───── Extract provided

The organization provides bus shelters that cost about $19,500, and larger shelters, which hold 30 people, that cost about $36,000 to build, Alster said.

“It takes two weeks to build one. The company we buy them from usually has a few in stock so we’re able to have them in place within two weeks,” he said. “We have placed more than 55 shelters and have five in production.”

Shohat said the people in his city have been deeply affected by bombings.

“The situation today is an abnormal situation. We get 10 to 12 bombs a day,” he said. “When they sound the alarm we have 30 seconds to run away. The people in Zefat are afraid, but they won’t leave the city. There is low morale.

“We must get protection for people to live a normal life. We as mayors have a responsibility to our citizens. Providing a place for people to run, that’s the least we can do,” he said. “People need to know that in the next 15 seconds they will have a place to run. People must go to work. People need to go shopping. We need to send children to school.”

The shelters have been lifesaving, Alster said.

──────────
───── Dataset extract

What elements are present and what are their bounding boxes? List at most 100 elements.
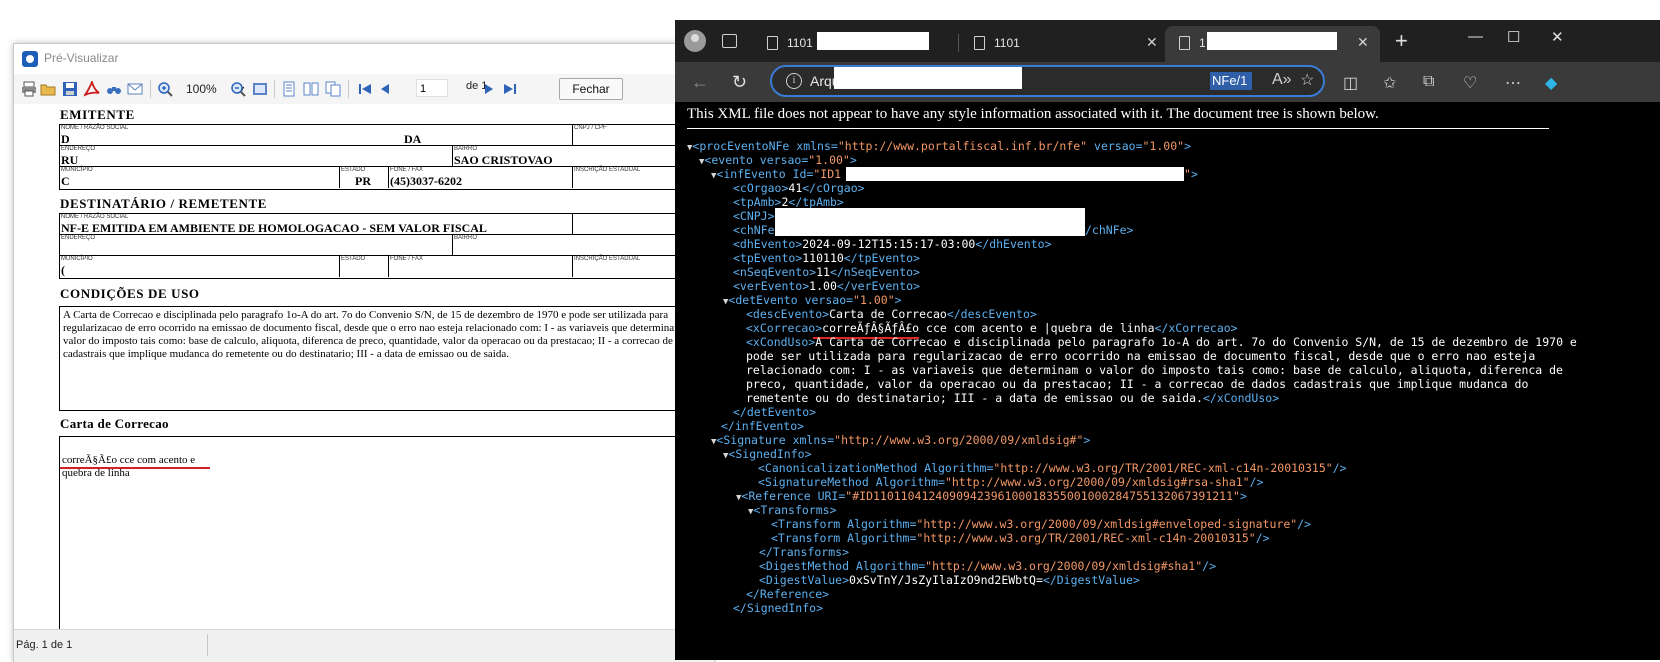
back-icon[interactable]: ← xyxy=(691,72,709,93)
tab-divider xyxy=(958,34,959,52)
xml-viewer: This XML file does not appear to have an… xyxy=(675,102,1660,660)
two-pages-icon[interactable] xyxy=(303,81,319,97)
first-page-icon[interactable] xyxy=(357,81,373,97)
xml-line: <DigestMethod Algorithm="http://www.w3.o… xyxy=(759,559,1217,573)
zoom-in-icon[interactable] xyxy=(157,81,173,97)
print-icon[interactable] xyxy=(21,81,37,97)
xml-line: <Transform Algorithm="http://www.w3.org/… xyxy=(771,531,1270,545)
redacted-area xyxy=(817,32,929,50)
toolbar-divider xyxy=(150,80,151,98)
close-tab-icon[interactable]: ✕ xyxy=(1146,34,1158,51)
zoom-value: 100% xyxy=(186,82,217,96)
document-icon xyxy=(974,36,985,50)
emitente-header: EMITENTE xyxy=(60,107,135,122)
toolbar-divider xyxy=(274,80,275,98)
zoom-out-icon[interactable] xyxy=(230,81,246,97)
xml-line: remetente ou do destinatario; III - a da… xyxy=(746,391,1280,405)
field-label: MUNICÍPIO xyxy=(61,256,93,262)
xml-line: relacionado com: I - as variaveis que de… xyxy=(746,363,1563,377)
tab-3-active[interactable]: 1 ✕ xyxy=(1165,26,1380,62)
xml-line: <tpEvento>110110</tpEvento> xyxy=(733,251,920,265)
collections-icon[interactable]: ⧉ xyxy=(1423,73,1434,91)
destinatario-header: DESTINATÁRIO / REMETENTE xyxy=(60,196,268,211)
browser-window: 1101 1101 ✕ 1 ✕ + — ☐ ✕ ← ↻ i Arqu NFe/1… xyxy=(675,20,1660,660)
field-label: INSCRIÇÃO ESTADUAL xyxy=(574,167,641,173)
tab-2[interactable]: 1101 ✕ xyxy=(960,26,1160,62)
divider xyxy=(452,145,453,166)
open-folder-icon[interactable] xyxy=(40,81,56,97)
preview-toolbar: 100% ▼ 1 de 1 Fechar xyxy=(14,74,714,105)
divider xyxy=(339,255,340,277)
red-underline-annotation xyxy=(60,467,210,469)
tab-actions-icon[interactable] xyxy=(722,34,737,48)
single-page-icon[interactable] xyxy=(281,81,297,97)
redacted-area xyxy=(1207,32,1337,50)
find-icon[interactable] xyxy=(106,81,122,97)
refresh-icon[interactable]: ↻ xyxy=(732,72,747,93)
tab-1[interactable]: 1101 xyxy=(753,26,953,62)
new-tab-icon[interactable]: + xyxy=(1395,28,1408,54)
tab-label: 1101 xyxy=(787,36,813,50)
redacted-area xyxy=(86,152,256,164)
condicoes-header: CONDIÇÕES DE USO xyxy=(60,286,200,301)
field-label: ESTADO xyxy=(341,256,366,262)
divider xyxy=(388,255,389,277)
browser-essentials-icon[interactable]: ♡ xyxy=(1463,73,1477,93)
minimize-icon[interactable]: — xyxy=(1468,28,1483,45)
fit-page-icon[interactable] xyxy=(252,81,268,97)
page-status: Pág. 1 de 1 xyxy=(16,639,73,651)
xml-line: <CanonicalizationMethod Algorithm="http:… xyxy=(758,461,1347,475)
close-button[interactable]: Fechar xyxy=(559,78,623,100)
carta-correcao-header: Carta de Correcao xyxy=(60,416,169,431)
last-page-icon[interactable] xyxy=(502,81,518,97)
address-bar[interactable]: i Arqu NFe/1 A» ☆ xyxy=(770,65,1325,97)
copilot-icon[interactable]: ◆ xyxy=(1545,73,1557,93)
previous-page-icon[interactable] xyxy=(377,81,393,97)
preview-window: Pré-Visualizar — 100% ▼ 1 de 1 Fechar EM… xyxy=(13,43,715,662)
tab-label: 1101 xyxy=(994,36,1020,50)
tab-bar: 1101 1101 ✕ 1 ✕ + — ☐ ✕ xyxy=(675,20,1660,62)
maximize-icon[interactable]: ☐ xyxy=(1507,28,1520,46)
field-label: FONE / FAX xyxy=(390,167,424,173)
divider xyxy=(572,213,573,234)
xml-line: </Reference> xyxy=(746,587,830,601)
xml-line: <Transform Algorithm="http://www.w3.org/… xyxy=(771,517,1312,531)
emitente-municipio: C xyxy=(61,174,70,188)
next-page-icon[interactable] xyxy=(481,81,497,97)
more-menu-icon[interactable]: ⋯ xyxy=(1505,73,1521,93)
close-window-icon[interactable]: ✕ xyxy=(1551,28,1564,46)
field-label: INSCRIÇÃO ESTADUAL xyxy=(574,256,641,262)
emitente-address: RU xyxy=(61,153,79,167)
favorites-icon[interactable]: ✩ xyxy=(1383,73,1396,93)
pdf-icon[interactable] xyxy=(84,81,100,97)
close-tab-icon[interactable]: ✕ xyxy=(1357,34,1369,51)
save-icon[interactable] xyxy=(62,81,78,97)
page-number-input[interactable]: 1 xyxy=(416,79,448,97)
profile-avatar[interactable] xyxy=(684,30,706,52)
xml-line: <descEvento>Carta de Correcao</descEvent… xyxy=(746,307,1037,321)
xml-line: /chNFe> xyxy=(1085,223,1134,237)
multi-page-icon[interactable] xyxy=(325,81,341,97)
email-icon[interactable] xyxy=(127,81,143,97)
field-label: ESTADO xyxy=(341,167,366,173)
preview-title: Pré-Visualizar xyxy=(44,51,119,65)
destinatario-name: NF-E EMITIDA EM AMBIENTE DE HOMOLOGACAO … xyxy=(61,221,487,235)
read-aloud-icon[interactable]: A» xyxy=(1272,71,1292,89)
favorite-star-icon[interactable]: ☆ xyxy=(1300,70,1314,90)
xml-line: </detEvento> xyxy=(733,405,817,419)
status-bar: Pág. 1 de 1 xyxy=(14,629,714,662)
field-label: BAIRRO xyxy=(454,146,478,152)
xml-line: "> xyxy=(1184,167,1198,181)
info-icon[interactable]: i xyxy=(786,73,802,89)
xml-line: <nSeqEvento>11</nSeqEvento> xyxy=(733,265,920,279)
xml-line: pode ser utilizada para regularizacao de… xyxy=(746,349,1536,363)
xml-line: </Transforms> xyxy=(759,545,850,559)
divider xyxy=(388,166,389,188)
emitente-bairro: SAO CRISTOVAO xyxy=(454,153,553,167)
redacted-area xyxy=(775,208,1085,236)
document-icon xyxy=(767,36,778,50)
xml-line: <xCorrecao>correÃƒÂ§ÃƒÂ£o cce com acento… xyxy=(746,321,1238,335)
tab-label: 1 xyxy=(1199,36,1206,50)
toolbar-divider xyxy=(348,80,349,98)
split-screen-icon[interactable]: ◫ xyxy=(1343,73,1358,93)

──────────

• [Short task]
Answer these from the excerpt on bus shelters:
1. What does a larger shelter that holds 30 people cost to build?
2. How many shelters have been placed so far?
3. How many bombs a day does Zefat get?

• [Exercise solution]
1. About $36,000
2. More than 55
3. 10 to 12